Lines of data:
-*-*-
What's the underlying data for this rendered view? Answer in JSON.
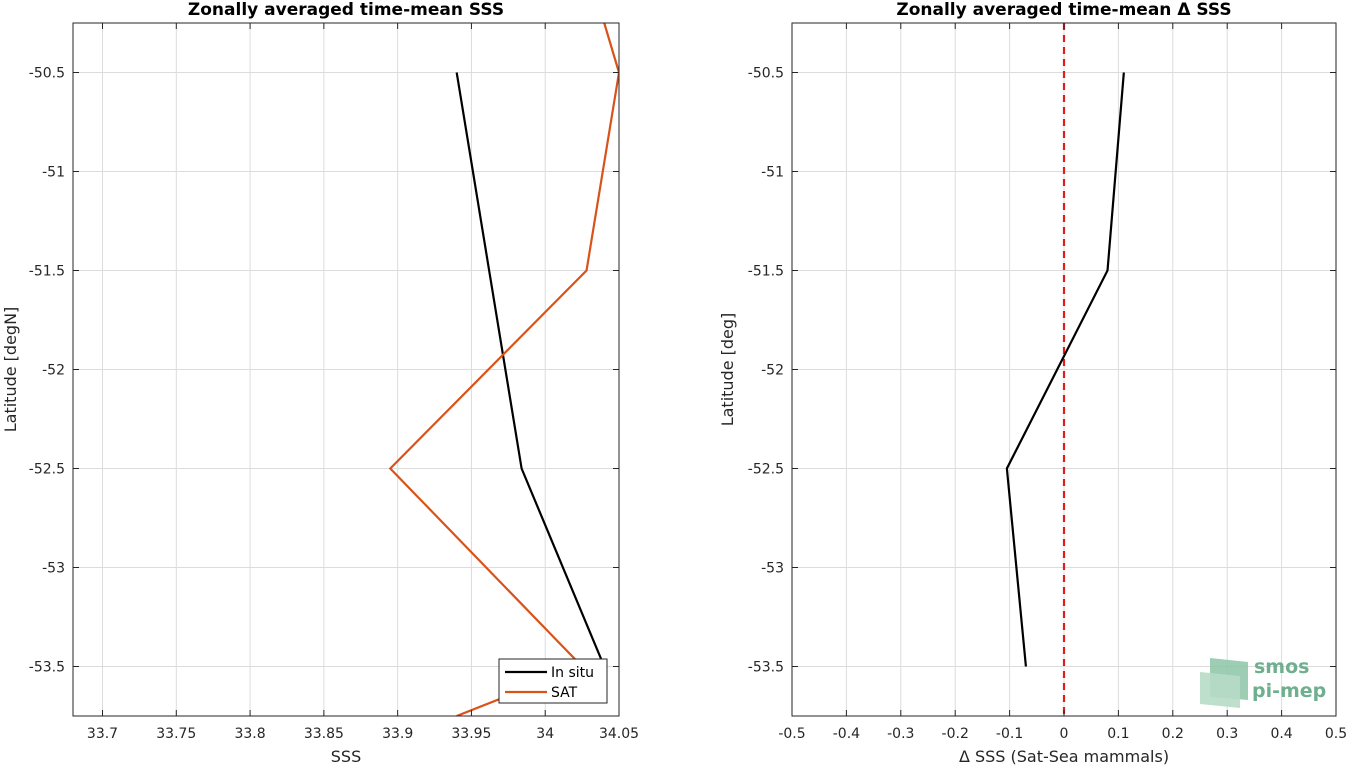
{
  "chart_data": [
    {
      "type": "line",
      "title": "Zonally averaged time-mean SSS",
      "xlabel": "SSS",
      "ylabel": "Latitude [degN]",
      "xlim": [
        33.68,
        34.05
      ],
      "ylim": [
        -53.75,
        -50.25
      ],
      "x_ticks": [
        33.7,
        33.75,
        33.8,
        33.85,
        33.9,
        33.95,
        34.0,
        34.05
      ],
      "x_tick_labels": [
        "33.7",
        "33.75",
        "33.8",
        "33.85",
        "33.9",
        "33.95",
        "34",
        "34.05"
      ],
      "y_ticks": [
        -50.5,
        -51,
        -51.5,
        -52,
        -52.5,
        -53,
        -53.5
      ],
      "y_tick_labels": [
        "-50.5",
        "-51",
        "-51.5",
        "-52",
        "-52.5",
        "-53",
        "-53.5"
      ],
      "grid": true,
      "legend_position": "bottom-right",
      "series": [
        {
          "name": "In situ",
          "color": "#000000",
          "points": [
            [
              33.94,
              -50.5
            ],
            [
              33.962,
              -51.5
            ],
            [
              33.984,
              -52.5
            ],
            [
              34.04,
              -53.5
            ]
          ]
        },
        {
          "name": "SAT",
          "color": "#d95319",
          "points": [
            [
              34.04,
              -50.25
            ],
            [
              34.05,
              -50.5
            ],
            [
              34.028,
              -51.5
            ],
            [
              33.895,
              -52.5
            ],
            [
              34.025,
              -53.5
            ],
            [
              33.94,
              -53.75
            ]
          ]
        }
      ]
    },
    {
      "type": "line",
      "title": "Zonally averaged time-mean Δ SSS",
      "xlabel": "Δ SSS (Sat-Sea mammals)",
      "ylabel": "Latitude [deg]",
      "xlim": [
        -0.5,
        0.5
      ],
      "ylim": [
        -53.75,
        -50.25
      ],
      "x_ticks": [
        -0.5,
        -0.4,
        -0.3,
        -0.2,
        -0.1,
        0,
        0.1,
        0.2,
        0.3,
        0.4,
        0.5
      ],
      "x_tick_labels": [
        "-0.5",
        "-0.4",
        "-0.3",
        "-0.2",
        "-0.1",
        "0",
        "0.1",
        "0.2",
        "0.3",
        "0.4",
        "0.5"
      ],
      "y_ticks": [
        -50.5,
        -51,
        -51.5,
        -52,
        -52.5,
        -53,
        -53.5
      ],
      "y_tick_labels": [
        "-50.5",
        "-51",
        "-51.5",
        "-52",
        "-52.5",
        "-53",
        "-53.5"
      ],
      "grid": true,
      "reference_line": {
        "x": 0,
        "color": "#e41a1c",
        "style": "dashed"
      },
      "series": [
        {
          "color": "#000000",
          "points": [
            [
              0.11,
              -50.5
            ],
            [
              0.08,
              -51.5
            ],
            [
              -0.105,
              -52.5
            ],
            [
              -0.07,
              -53.5
            ]
          ]
        }
      ]
    }
  ],
  "logo": {
    "line1": "smos",
    "line2": "pi-mep",
    "color": "#6fae8e"
  }
}
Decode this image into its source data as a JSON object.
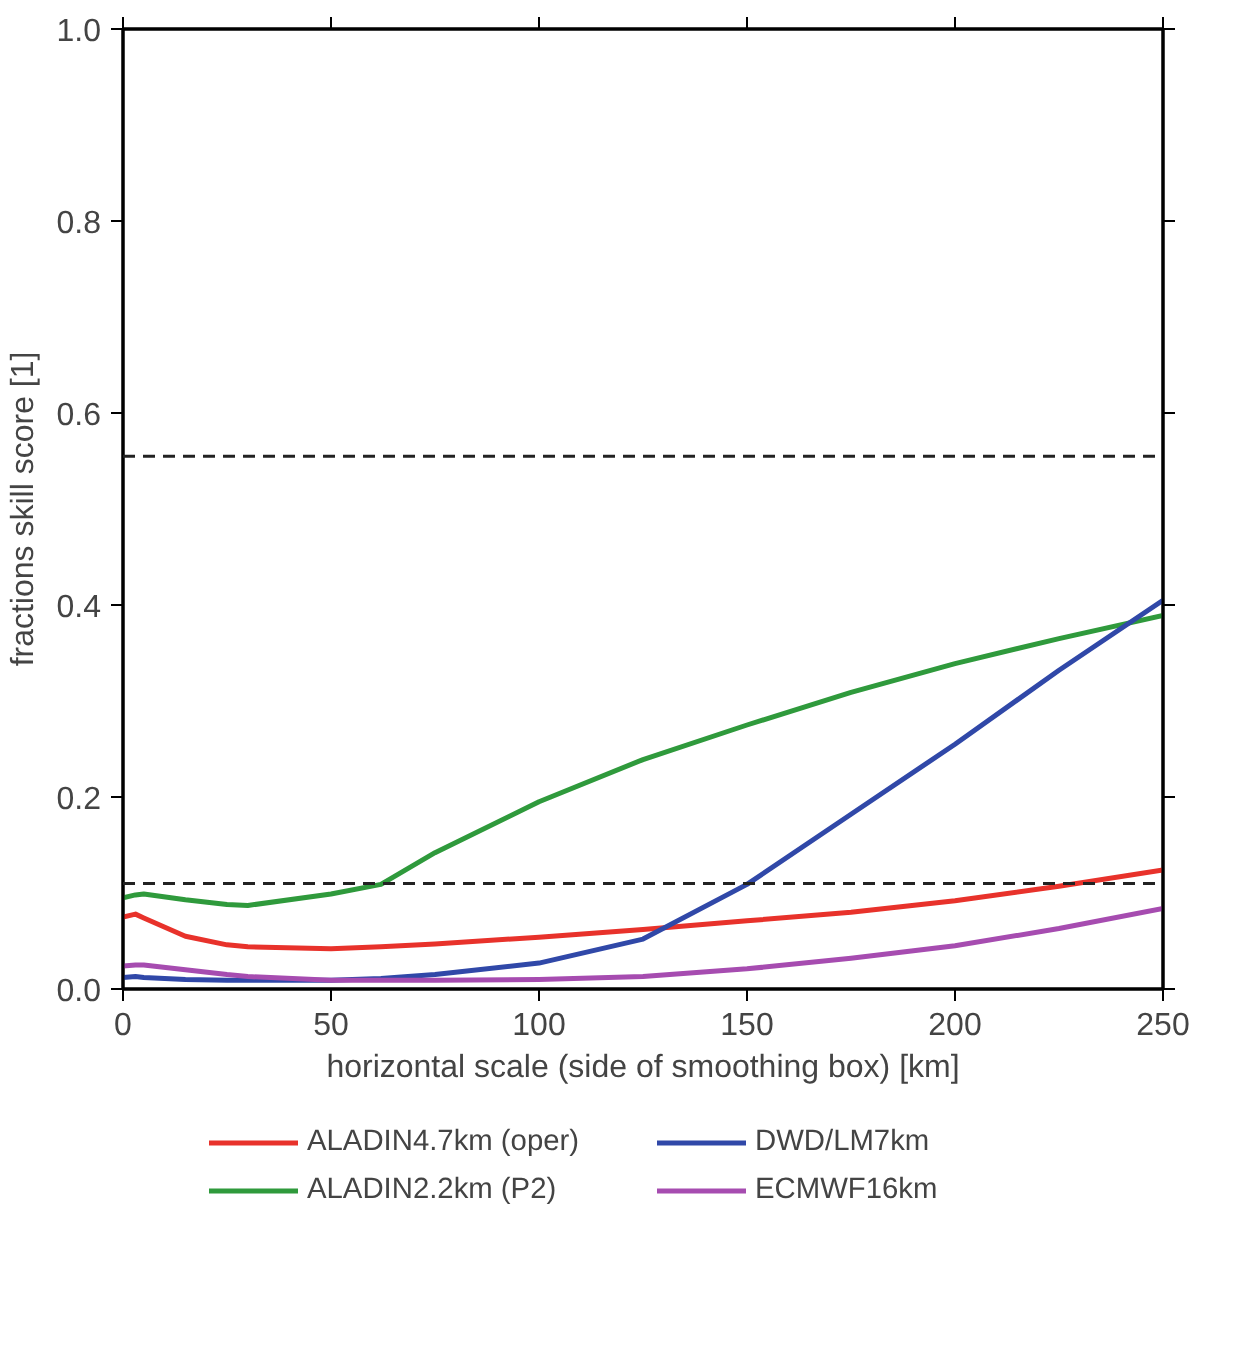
{
  "chart_data": {
    "type": "line",
    "xlabel": "horizontal scale (side of smoothing box) [km]",
    "ylabel": "fractions skill score [1]",
    "x": [
      0,
      3,
      5,
      15,
      25,
      30,
      50,
      62,
      75,
      100,
      125,
      150,
      175,
      200,
      225,
      250
    ],
    "xlim": [
      0,
      250
    ],
    "xticks": [
      0,
      50,
      100,
      150,
      200,
      250
    ],
    "ylim": [
      0,
      1
    ],
    "yticks": [
      {
        "value": 0,
        "label": "0.0"
      },
      {
        "value": 0.2,
        "label": "0.2"
      },
      {
        "value": 0.4,
        "label": "0.4"
      },
      {
        "value": 0.6,
        "label": "0.6"
      },
      {
        "value": 0.8,
        "label": "0.8"
      },
      {
        "value": 1,
        "label": "1.0"
      }
    ],
    "grid": false,
    "legend": "bottom",
    "line_style": "solid",
    "marker": "none",
    "series": [
      {
        "name": "ALADIN4.7km (oper)",
        "color": "#e8322b",
        "values": [
          0.075,
          0.078,
          0.074,
          0.055,
          0.046,
          0.044,
          0.042,
          0.044,
          0.047,
          0.054,
          0.062,
          0.071,
          0.08,
          0.092,
          0.107,
          0.124
        ]
      },
      {
        "name": "ALADIN2.2km (P2)",
        "color": "#2f9a3c",
        "values": [
          0.095,
          0.098,
          0.099,
          0.093,
          0.088,
          0.087,
          0.099,
          0.109,
          0.142,
          0.195,
          0.239,
          0.275,
          0.309,
          0.339,
          0.365,
          0.389
        ]
      },
      {
        "name": "DWD/LM7km",
        "color": "#3048a8",
        "values": [
          0.012,
          0.013,
          0.012,
          0.01,
          0.009,
          0.009,
          0.009,
          0.011,
          0.015,
          0.027,
          0.052,
          0.109,
          0.182,
          0.255,
          0.332,
          0.405
        ]
      },
      {
        "name": "ECMWF16km",
        "color": "#a64cb0",
        "values": [
          0.024,
          0.025,
          0.025,
          0.02,
          0.015,
          0.013,
          0.009,
          0.009,
          0.009,
          0.01,
          0.013,
          0.021,
          0.032,
          0.045,
          0.063,
          0.084
        ]
      }
    ],
    "ref_lines": [
      {
        "axis": "y",
        "value": 0.555,
        "color": "#222222",
        "line_style": "dashed"
      },
      {
        "axis": "y",
        "value": 0.11,
        "color": "#222222",
        "line_style": "dashed"
      }
    ]
  }
}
-*-*-
Make an exact copy of the records shown above, without the pictures.

What's the underlying data for this rendered view? Answer in JSON.
{
  "chart_data": [
    {
      "type": "line",
      "title": "Zonally averaged time-mean SSS",
      "xlabel": "SSS",
      "ylabel": "Latitude [degN]",
      "xlim": [
        33.68,
        34.05
      ],
      "ylim": [
        -53.75,
        -50.25
      ],
      "x_ticks": [
        33.7,
        33.75,
        33.8,
        33.85,
        33.9,
        33.95,
        34.0,
        34.05
      ],
      "x_tick_labels": [
        "33.7",
        "33.75",
        "33.8",
        "33.85",
        "33.9",
        "33.95",
        "34",
        "34.05"
      ],
      "y_ticks": [
        -50.5,
        -51,
        -51.5,
        -52,
        -52.5,
        -53,
        -53.5
      ],
      "y_tick_labels": [
        "-50.5",
        "-51",
        "-51.5",
        "-52",
        "-52.5",
        "-53",
        "-53.5"
      ],
      "grid": true,
      "legend_position": "bottom-right",
      "series": [
        {
          "name": "In situ",
          "color": "#000000",
          "points": [
            [
              33.94,
              -50.5
            ],
            [
              33.962,
              -51.5
            ],
            [
              33.984,
              -52.5
            ],
            [
              34.04,
              -53.5
            ]
          ]
        },
        {
          "name": "SAT",
          "color": "#d95319",
          "points": [
            [
              34.04,
              -50.25
            ],
            [
              34.05,
              -50.5
            ],
            [
              34.028,
              -51.5
            ],
            [
              33.895,
              -52.5
            ],
            [
              34.025,
              -53.5
            ],
            [
              33.94,
              -53.75
            ]
          ]
        }
      ]
    },
    {
      "type": "line",
      "title": "Zonally averaged time-mean Δ SSS",
      "xlabel": "Δ SSS (Sat-Sea mammals)",
      "ylabel": "Latitude [deg]",
      "xlim": [
        -0.5,
        0.5
      ],
      "ylim": [
        -53.75,
        -50.25
      ],
      "x_ticks": [
        -0.5,
        -0.4,
        -0.3,
        -0.2,
        -0.1,
        0,
        0.1,
        0.2,
        0.3,
        0.4,
        0.5
      ],
      "x_tick_labels": [
        "-0.5",
        "-0.4",
        "-0.3",
        "-0.2",
        "-0.1",
        "0",
        "0.1",
        "0.2",
        "0.3",
        "0.4",
        "0.5"
      ],
      "y_ticks": [
        -50.5,
        -51,
        -51.5,
        -52,
        -52.5,
        -53,
        -53.5
      ],
      "y_tick_labels": [
        "-50.5",
        "-51",
        "-51.5",
        "-52",
        "-52.5",
        "-53",
        "-53.5"
      ],
      "grid": true,
      "reference_line": {
        "x": 0,
        "color": "#e41a1c",
        "style": "dashed"
      },
      "series": [
        {
          "color": "#000000",
          "points": [
            [
              0.11,
              -50.5
            ],
            [
              0.08,
              -51.5
            ],
            [
              -0.105,
              -52.5
            ],
            [
              -0.07,
              -53.5
            ]
          ]
        }
      ]
    }
  ],
  "logo": {
    "line1": "smos",
    "line2": "pi-mep",
    "color": "#6fae8e"
  }
}
Decode this image into its source data as a JSON object.
{
  "chart_data": {
    "type": "line",
    "xlabel": "horizontal scale (side of smoothing box) [km]",
    "ylabel": "fractions skill score [1]",
    "x": [
      0,
      3,
      5,
      15,
      25,
      30,
      50,
      62,
      75,
      100,
      125,
      150,
      175,
      200,
      225,
      250
    ],
    "xlim": [
      0,
      250
    ],
    "xticks": [
      0,
      50,
      100,
      150,
      200,
      250
    ],
    "ylim": [
      0,
      1
    ],
    "yticks": [
      {
        "value": 0,
        "label": "0.0"
      },
      {
        "value": 0.2,
        "label": "0.2"
      },
      {
        "value": 0.4,
        "label": "0.4"
      },
      {
        "value": 0.6,
        "label": "0.6"
      },
      {
        "value": 0.8,
        "label": "0.8"
      },
      {
        "value": 1,
        "label": "1.0"
      }
    ],
    "grid": false,
    "legend": "bottom",
    "line_style": "solid",
    "marker": "none",
    "series": [
      {
        "name": "ALADIN4.7km (oper)",
        "color": "#e8322b",
        "values": [
          0.075,
          0.078,
          0.074,
          0.055,
          0.046,
          0.044,
          0.042,
          0.044,
          0.047,
          0.054,
          0.062,
          0.071,
          0.08,
          0.092,
          0.107,
          0.124
        ]
      },
      {
        "name": "ALADIN2.2km (P2)",
        "color": "#2f9a3c",
        "values": [
          0.095,
          0.098,
          0.099,
          0.093,
          0.088,
          0.087,
          0.099,
          0.109,
          0.142,
          0.195,
          0.239,
          0.275,
          0.309,
          0.339,
          0.365,
          0.389
        ]
      },
      {
        "name": "DWD/LM7km",
        "color": "#3048a8",
        "values": [
          0.012,
          0.013,
          0.012,
          0.01,
          0.009,
          0.009,
          0.009,
          0.011,
          0.015,
          0.027,
          0.052,
          0.109,
          0.182,
          0.255,
          0.332,
          0.405
        ]
      },
      {
        "name": "ECMWF16km",
        "color": "#a64cb0",
        "values": [
          0.024,
          0.025,
          0.025,
          0.02,
          0.015,
          0.013,
          0.009,
          0.009,
          0.009,
          0.01,
          0.013,
          0.021,
          0.032,
          0.045,
          0.063,
          0.084
        ]
      }
    ],
    "ref_lines": [
      {
        "axis": "y",
        "value": 0.555,
        "color": "#222222",
        "line_style": "dashed"
      },
      {
        "axis": "y",
        "value": 0.11,
        "color": "#222222",
        "line_style": "dashed"
      }
    ]
  }
}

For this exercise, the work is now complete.